** Start of ENTRIES PROVIDED **

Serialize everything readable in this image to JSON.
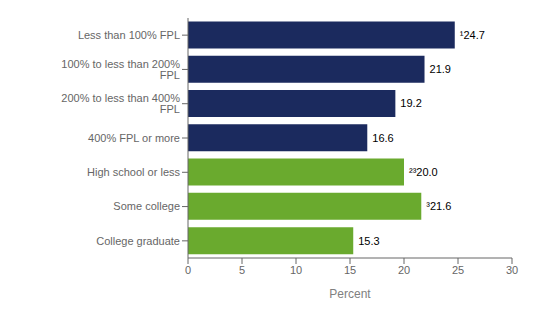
{
  "chart_data": {
    "type": "bar",
    "orientation": "horizontal",
    "categories": [
      "Less than 100% FPL",
      "100% to less than 200% FPL",
      "200% to less than 400% FPL",
      "400% FPL or more",
      "High school or less",
      "Some college",
      "College graduate"
    ],
    "values": [
      24.7,
      21.9,
      19.2,
      16.6,
      20.0,
      21.6,
      15.3
    ],
    "value_labels": [
      "¹24.7",
      "21.9",
      "19.2",
      "16.6",
      "²³20.0",
      "³21.6",
      "15.3"
    ],
    "colors": [
      "#1b2a5e",
      "#1b2a5e",
      "#1b2a5e",
      "#1b2a5e",
      "#6aaa2e",
      "#6aaa2e",
      "#6aaa2e"
    ],
    "xlabel": "Percent",
    "xlim": [
      0,
      30
    ],
    "xticks": [
      0,
      5,
      10,
      15,
      20,
      25,
      30
    ],
    "data_labels": true,
    "grid": false
  }
}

** End of ENTRIES PROVIDED **

**AIM**
Quote the material in full and exactly; do not carry over its pictures.

**RESULT FOR THIS EXERCISE**
Serialize everything readable in this image to JSON.
{
  "chart_data": {
    "type": "bar",
    "orientation": "horizontal",
    "categories": [
      "Less than 100% FPL",
      "100% to less than 200% FPL",
      "200% to less than 400% FPL",
      "400% FPL or more",
      "High school or less",
      "Some college",
      "College graduate"
    ],
    "values": [
      24.7,
      21.9,
      19.2,
      16.6,
      20.0,
      21.6,
      15.3
    ],
    "value_labels": [
      "¹24.7",
      "21.9",
      "19.2",
      "16.6",
      "²³20.0",
      "³21.6",
      "15.3"
    ],
    "colors": [
      "#1b2a5e",
      "#1b2a5e",
      "#1b2a5e",
      "#1b2a5e",
      "#6aaa2e",
      "#6aaa2e",
      "#6aaa2e"
    ],
    "xlabel": "Percent",
    "xlim": [
      0,
      30
    ],
    "xticks": [
      0,
      5,
      10,
      15,
      20,
      25,
      30
    ],
    "data_labels": true,
    "grid": false
  }
}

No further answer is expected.